(Directions) Write out the material again word for word, dropping any images it holds.

====

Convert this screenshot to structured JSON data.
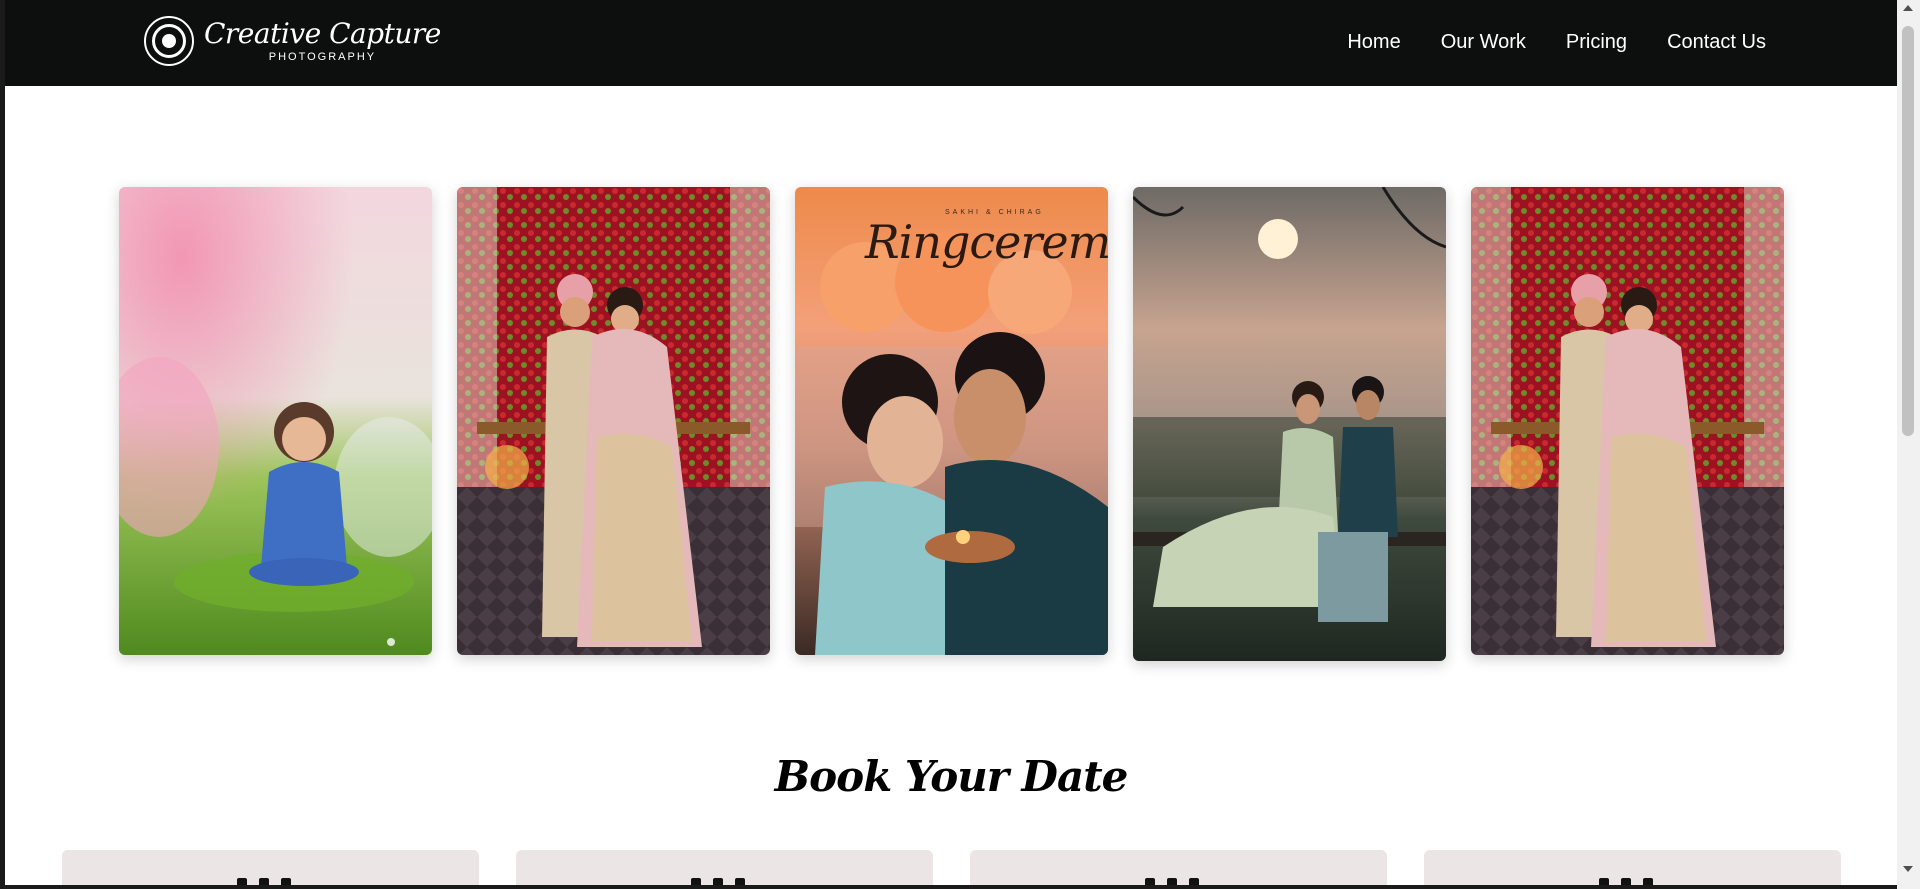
{
  "header": {
    "logo_title": "Creative Capture",
    "logo_subtitle": "PHOTOGRAPHY",
    "nav": [
      {
        "label": "Home"
      },
      {
        "label": "Our Work"
      },
      {
        "label": "Pricing"
      },
      {
        "label": "Contact Us"
      }
    ]
  },
  "gallery": {
    "photos": [
      {
        "alt": "Baby sitting on grass under pink blossoms"
      },
      {
        "alt": "Bride and groom in front of a rose wall"
      },
      {
        "alt": "Couple holding a diya",
        "caption": "Ringceremony",
        "caption_small": "SAKHI & CHIRAG"
      },
      {
        "alt": "Couple sitting on a bench at sunset"
      },
      {
        "alt": "Bride and groom in front of a rose wall"
      }
    ]
  },
  "booking": {
    "title": "Book Your Date"
  },
  "colors": {
    "navbar_bg": "#0d0e0e",
    "card_bg": "#ebe5e5",
    "page_bg": "#ffffff"
  }
}
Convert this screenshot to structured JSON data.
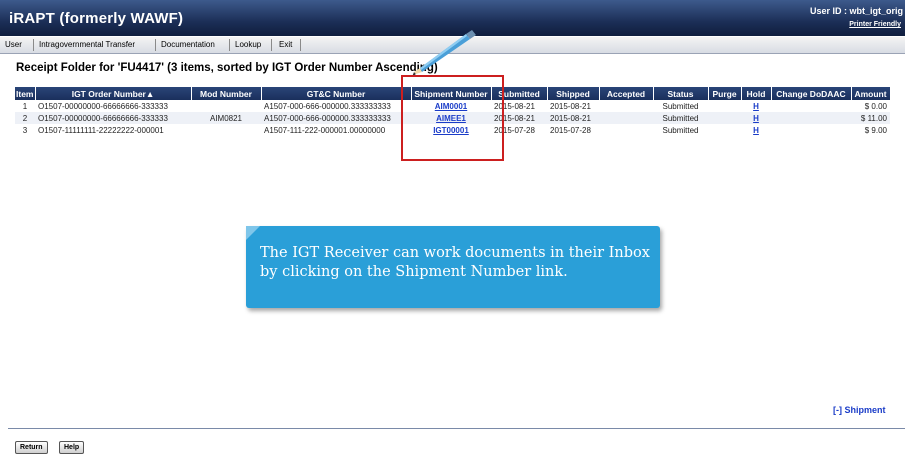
{
  "header": {
    "title": "iRAPT (formerly WAWF)",
    "user_id": "User ID : wbt_igt_orig",
    "printer_friendly": "Printer Friendly"
  },
  "menu": [
    {
      "label": "User"
    },
    {
      "label": "Intragovernmental Transfer"
    },
    {
      "label": "Documentation"
    },
    {
      "label": "Lookup"
    },
    {
      "label": "Exit"
    }
  ],
  "page": {
    "title": "Receipt Folder for 'FU4417' (3 items, sorted by IGT Order Number Ascending)"
  },
  "table": {
    "headers": [
      "Item",
      "IGT Order Number▲",
      "Mod Number",
      "GT&C Number",
      "Shipment Number",
      "Submitted",
      "Shipped",
      "Accepted",
      "Status",
      "Purge",
      "Hold",
      "Change DoDAAC",
      "Amount"
    ],
    "rows": [
      {
        "item": "1",
        "igt_order": "O1507-00000000-66666666-333333",
        "mod": "",
        "gtc": "A1507-000-666-000000.333333333",
        "shipment": "AIM0001",
        "submitted": "2015-08-21",
        "shipped": "2015-08-21",
        "accepted": "",
        "status": "Submitted",
        "purge": "",
        "hold": "H",
        "change_dodaac": "",
        "amount": "$ 0.00"
      },
      {
        "item": "2",
        "igt_order": "O1507-00000000-66666666-333333",
        "mod": "AIM0821",
        "gtc": "A1507-000-666-000000.333333333",
        "shipment": "AIMEE1",
        "submitted": "2015-08-21",
        "shipped": "2015-08-21",
        "accepted": "",
        "status": "Submitted",
        "purge": "",
        "hold": "H",
        "change_dodaac": "",
        "amount": "$ 11.00"
      },
      {
        "item": "3",
        "igt_order": "O1507-11111111-22222222-000001",
        "mod": "",
        "gtc": "A1507-111-222-000001.00000000",
        "shipment": "IGT00001",
        "submitted": "2015-07-28",
        "shipped": "2015-07-28",
        "accepted": "",
        "status": "Submitted",
        "purge": "",
        "hold": "H",
        "change_dodaac": "",
        "amount": "$ 9.00"
      }
    ]
  },
  "callout": {
    "text": "The IGT Receiver can work documents in their Inbox by clicking on the Shipment Number link."
  },
  "footer": {
    "shipment_toggle": "[-] Shipment",
    "return_label": "Return",
    "help_label": "Help"
  },
  "colors": {
    "header_bg": "#1c2f57",
    "table_header_bg": "#1a2f5c",
    "link": "#1a3cc8",
    "callout_bg": "#2a9fd8",
    "highlight_border": "#cc1f1f"
  },
  "icons": {
    "pointer": "pencil-icon"
  }
}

====

(Expected output)
Convert this screenshot to structured JSON data.
{
  "header": {
    "logo_title": "Creative Capture",
    "logo_subtitle": "PHOTOGRAPHY",
    "nav": [
      {
        "label": "Home"
      },
      {
        "label": "Our Work"
      },
      {
        "label": "Pricing"
      },
      {
        "label": "Contact Us"
      }
    ]
  },
  "gallery": {
    "photos": [
      {
        "alt": "Baby sitting on grass under pink blossoms"
      },
      {
        "alt": "Bride and groom in front of a rose wall"
      },
      {
        "alt": "Couple holding a diya",
        "caption": "Ringceremony",
        "caption_small": "SAKHI & CHIRAG"
      },
      {
        "alt": "Couple sitting on a bench at sunset"
      },
      {
        "alt": "Bride and groom in front of a rose wall"
      }
    ]
  },
  "booking": {
    "title": "Book Your Date"
  },
  "colors": {
    "navbar_bg": "#0d0e0e",
    "card_bg": "#ebe5e5",
    "page_bg": "#ffffff"
  }
}
Convert this screenshot to structured JSON data.
{
  "header": {
    "title": "iRAPT (formerly WAWF)",
    "user_id": "User ID : wbt_igt_orig",
    "printer_friendly": "Printer Friendly"
  },
  "menu": [
    {
      "label": "User"
    },
    {
      "label": "Intragovernmental Transfer"
    },
    {
      "label": "Documentation"
    },
    {
      "label": "Lookup"
    },
    {
      "label": "Exit"
    }
  ],
  "page": {
    "title": "Receipt Folder for 'FU4417' (3 items, sorted by IGT Order Number Ascending)"
  },
  "table": {
    "headers": [
      "Item",
      "IGT Order Number▲",
      "Mod Number",
      "GT&C Number",
      "Shipment Number",
      "Submitted",
      "Shipped",
      "Accepted",
      "Status",
      "Purge",
      "Hold",
      "Change DoDAAC",
      "Amount"
    ],
    "rows": [
      {
        "item": "1",
        "igt_order": "O1507-00000000-66666666-333333",
        "mod": "",
        "gtc": "A1507-000-666-000000.333333333",
        "shipment": "AIM0001",
        "submitted": "2015-08-21",
        "shipped": "2015-08-21",
        "accepted": "",
        "status": "Submitted",
        "purge": "",
        "hold": "H",
        "change_dodaac": "",
        "amount": "$ 0.00"
      },
      {
        "item": "2",
        "igt_order": "O1507-00000000-66666666-333333",
        "mod": "AIM0821",
        "gtc": "A1507-000-666-000000.333333333",
        "shipment": "AIMEE1",
        "submitted": "2015-08-21",
        "shipped": "2015-08-21",
        "accepted": "",
        "status": "Submitted",
        "purge": "",
        "hold": "H",
        "change_dodaac": "",
        "amount": "$ 11.00"
      },
      {
        "item": "3",
        "igt_order": "O1507-11111111-22222222-000001",
        "mod": "",
        "gtc": "A1507-111-222-000001.00000000",
        "shipment": "IGT00001",
        "submitted": "2015-07-28",
        "shipped": "2015-07-28",
        "accepted": "",
        "status": "Submitted",
        "purge": "",
        "hold": "H",
        "change_dodaac": "",
        "amount": "$ 9.00"
      }
    ]
  },
  "callout": {
    "text": "The IGT Receiver can work documents in their Inbox by clicking on the Shipment Number link."
  },
  "footer": {
    "shipment_toggle": "[-] Shipment",
    "return_label": "Return",
    "help_label": "Help"
  },
  "colors": {
    "header_bg": "#1c2f57",
    "table_header_bg": "#1a2f5c",
    "link": "#1a3cc8",
    "callout_bg": "#2a9fd8",
    "highlight_border": "#cc1f1f"
  },
  "icons": {
    "pointer": "pencil-icon"
  }
}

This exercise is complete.